_To be done_
Using the records provided below, locate and copy each line that contains the word "Gävleborg".

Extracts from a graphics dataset
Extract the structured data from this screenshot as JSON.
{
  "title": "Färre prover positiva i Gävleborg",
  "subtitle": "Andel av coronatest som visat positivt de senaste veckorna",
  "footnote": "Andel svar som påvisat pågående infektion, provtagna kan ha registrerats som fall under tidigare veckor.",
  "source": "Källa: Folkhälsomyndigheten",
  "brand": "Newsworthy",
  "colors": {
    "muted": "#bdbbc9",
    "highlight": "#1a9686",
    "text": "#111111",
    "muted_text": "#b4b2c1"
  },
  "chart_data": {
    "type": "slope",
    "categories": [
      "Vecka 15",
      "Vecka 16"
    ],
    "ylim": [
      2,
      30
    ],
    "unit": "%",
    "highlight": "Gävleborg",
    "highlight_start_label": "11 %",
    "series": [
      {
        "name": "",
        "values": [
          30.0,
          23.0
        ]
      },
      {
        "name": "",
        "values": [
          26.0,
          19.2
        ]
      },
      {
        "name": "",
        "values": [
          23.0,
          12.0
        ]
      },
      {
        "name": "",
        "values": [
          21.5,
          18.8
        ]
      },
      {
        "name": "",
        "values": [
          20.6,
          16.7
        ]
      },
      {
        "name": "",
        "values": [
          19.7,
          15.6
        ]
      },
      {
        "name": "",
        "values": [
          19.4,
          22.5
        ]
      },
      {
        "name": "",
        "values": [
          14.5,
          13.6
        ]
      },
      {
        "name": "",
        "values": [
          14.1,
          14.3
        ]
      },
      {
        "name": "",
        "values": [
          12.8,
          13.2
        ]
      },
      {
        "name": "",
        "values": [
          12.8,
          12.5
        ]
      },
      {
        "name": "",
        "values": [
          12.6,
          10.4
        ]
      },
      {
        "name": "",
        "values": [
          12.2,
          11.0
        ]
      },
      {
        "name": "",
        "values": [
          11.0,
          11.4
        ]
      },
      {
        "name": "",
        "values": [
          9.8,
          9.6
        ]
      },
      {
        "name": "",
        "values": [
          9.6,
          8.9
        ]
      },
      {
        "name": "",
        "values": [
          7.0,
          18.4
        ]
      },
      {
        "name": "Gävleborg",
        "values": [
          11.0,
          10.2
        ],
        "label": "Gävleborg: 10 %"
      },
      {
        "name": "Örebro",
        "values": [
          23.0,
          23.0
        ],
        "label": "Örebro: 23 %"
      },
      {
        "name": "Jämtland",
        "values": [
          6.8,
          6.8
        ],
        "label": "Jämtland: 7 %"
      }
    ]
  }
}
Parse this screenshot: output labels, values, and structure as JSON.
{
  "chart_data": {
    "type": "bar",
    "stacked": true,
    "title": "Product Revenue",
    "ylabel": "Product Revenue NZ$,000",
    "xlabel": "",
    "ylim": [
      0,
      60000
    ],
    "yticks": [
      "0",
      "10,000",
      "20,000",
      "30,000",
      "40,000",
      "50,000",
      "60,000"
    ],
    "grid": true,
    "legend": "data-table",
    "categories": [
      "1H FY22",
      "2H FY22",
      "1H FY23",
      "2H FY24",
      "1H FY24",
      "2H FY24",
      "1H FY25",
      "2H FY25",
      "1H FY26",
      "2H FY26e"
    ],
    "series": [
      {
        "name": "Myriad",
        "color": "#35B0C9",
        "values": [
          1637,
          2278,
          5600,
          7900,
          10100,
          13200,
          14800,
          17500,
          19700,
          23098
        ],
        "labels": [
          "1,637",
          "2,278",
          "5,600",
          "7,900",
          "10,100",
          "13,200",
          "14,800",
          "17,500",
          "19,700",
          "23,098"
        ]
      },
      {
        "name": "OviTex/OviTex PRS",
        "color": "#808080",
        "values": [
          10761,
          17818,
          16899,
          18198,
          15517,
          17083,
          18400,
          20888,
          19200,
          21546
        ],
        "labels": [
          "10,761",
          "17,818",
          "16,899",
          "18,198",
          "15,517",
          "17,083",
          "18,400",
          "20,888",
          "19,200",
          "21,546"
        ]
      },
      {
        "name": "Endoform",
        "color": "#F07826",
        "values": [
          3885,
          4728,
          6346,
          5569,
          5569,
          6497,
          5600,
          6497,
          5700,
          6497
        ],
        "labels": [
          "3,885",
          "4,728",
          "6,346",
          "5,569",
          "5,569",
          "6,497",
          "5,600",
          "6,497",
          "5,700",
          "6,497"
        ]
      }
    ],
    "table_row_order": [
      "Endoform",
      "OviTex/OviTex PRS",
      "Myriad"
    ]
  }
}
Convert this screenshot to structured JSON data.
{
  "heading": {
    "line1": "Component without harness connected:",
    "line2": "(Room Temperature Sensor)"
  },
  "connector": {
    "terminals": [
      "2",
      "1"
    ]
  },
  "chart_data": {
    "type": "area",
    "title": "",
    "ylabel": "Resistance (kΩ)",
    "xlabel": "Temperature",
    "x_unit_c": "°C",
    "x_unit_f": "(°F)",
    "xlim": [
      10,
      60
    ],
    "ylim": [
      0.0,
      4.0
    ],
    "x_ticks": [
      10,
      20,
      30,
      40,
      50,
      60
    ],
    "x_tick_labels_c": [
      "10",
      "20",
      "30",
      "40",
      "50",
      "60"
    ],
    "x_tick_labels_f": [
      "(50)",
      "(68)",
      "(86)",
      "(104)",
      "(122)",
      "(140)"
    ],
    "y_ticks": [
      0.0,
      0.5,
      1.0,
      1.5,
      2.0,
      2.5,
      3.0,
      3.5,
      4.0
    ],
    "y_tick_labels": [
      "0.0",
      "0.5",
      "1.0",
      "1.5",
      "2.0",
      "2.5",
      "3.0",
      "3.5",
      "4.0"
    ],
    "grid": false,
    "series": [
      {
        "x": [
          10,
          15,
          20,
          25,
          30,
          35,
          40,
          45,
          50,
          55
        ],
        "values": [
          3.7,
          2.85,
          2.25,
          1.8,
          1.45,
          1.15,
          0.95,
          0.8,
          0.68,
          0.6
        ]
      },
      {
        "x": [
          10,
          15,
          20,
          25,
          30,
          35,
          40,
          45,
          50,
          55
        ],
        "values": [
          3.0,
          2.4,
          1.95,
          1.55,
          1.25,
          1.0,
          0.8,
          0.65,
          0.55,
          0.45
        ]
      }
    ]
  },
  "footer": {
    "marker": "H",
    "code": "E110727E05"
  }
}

_Result_
  "title": "Färre prover positiva i Gävleborg",
    "highlight": "Gävleborg",
        "name": "Gävleborg",
        "label": "Gävleborg: 10 %"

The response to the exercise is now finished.